▶ What you have to do: Output every entry exactly as given.

******************************

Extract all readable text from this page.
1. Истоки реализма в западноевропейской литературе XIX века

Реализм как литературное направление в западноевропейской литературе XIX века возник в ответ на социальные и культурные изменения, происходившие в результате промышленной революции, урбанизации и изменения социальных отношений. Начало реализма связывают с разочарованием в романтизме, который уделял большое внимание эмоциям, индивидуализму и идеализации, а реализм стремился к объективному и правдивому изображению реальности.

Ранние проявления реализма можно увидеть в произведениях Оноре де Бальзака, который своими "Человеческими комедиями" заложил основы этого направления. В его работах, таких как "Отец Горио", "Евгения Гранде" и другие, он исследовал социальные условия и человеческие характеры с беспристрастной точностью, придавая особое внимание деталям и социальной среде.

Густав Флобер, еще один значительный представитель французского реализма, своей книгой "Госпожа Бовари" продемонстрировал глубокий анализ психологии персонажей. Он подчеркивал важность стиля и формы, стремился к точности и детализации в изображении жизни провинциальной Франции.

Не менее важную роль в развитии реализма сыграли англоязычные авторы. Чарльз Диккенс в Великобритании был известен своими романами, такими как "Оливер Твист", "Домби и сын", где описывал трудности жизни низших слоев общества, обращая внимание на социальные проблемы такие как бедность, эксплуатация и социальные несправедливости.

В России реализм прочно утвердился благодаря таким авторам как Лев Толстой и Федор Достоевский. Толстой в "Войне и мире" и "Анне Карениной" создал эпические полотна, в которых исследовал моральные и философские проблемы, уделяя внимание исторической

******************************

▶ Task output:
Extract all readable text from this page.
1. Истоки реализма в западноевропейской литературе XIX века

Реализм как литературное направление в западноевропейской литературе XIX века возник в ответ на социальные и культурные изменения, происходившие в результате промышленной революции, урбанизации и изменения социальных отношений. Начало реализма связывают с разочарованием в романтизме, который уделял большое внимание эмоциям, индивидуализму и идеализации, а реализм стремился к объективному и правдивому изображению реальности.

Ранние проявления реализма можно увидеть в произведениях Оноре де Бальзака, который своими "Человеческими комедиями" заложил основы этого направления. В его работах, таких как "Отец Горио", "Евгения Гранде" и другие, он исследовал социальные условия и человеческие характеры с беспристрастной точностью, придавая особое внимание деталям и социальной среде.

Густав Флобер, еще один значительный представитель французского реализма, своей книгой "Госпожа Бовари" продемонстрировал глубокий анализ психологии персонажей. Он подчеркивал важность стиля и формы, стремился к точности и детализации в изображении жизни провинциальной Франции.

Не менее важную роль в развитии реализма сыграли англоязычные авторы. Чарльз Диккенс в Великобритании был известен своими романами, такими как "Оливер Твист", "Домби и сын", где описывал трудности жизни низших слоев общества, обращая внимание на социальные проблемы такие как бедность, эксплуатация и социальные несправедливости.

В России реализм прочно утвердился благодаря таким авторам как Лев Толстой и Федор Достоевский. Толстой в "Войне и мире" и "Анне Карениной" создал эпические полотна, в которых исследовал моральные и философские проблемы, уделяя внимание исторической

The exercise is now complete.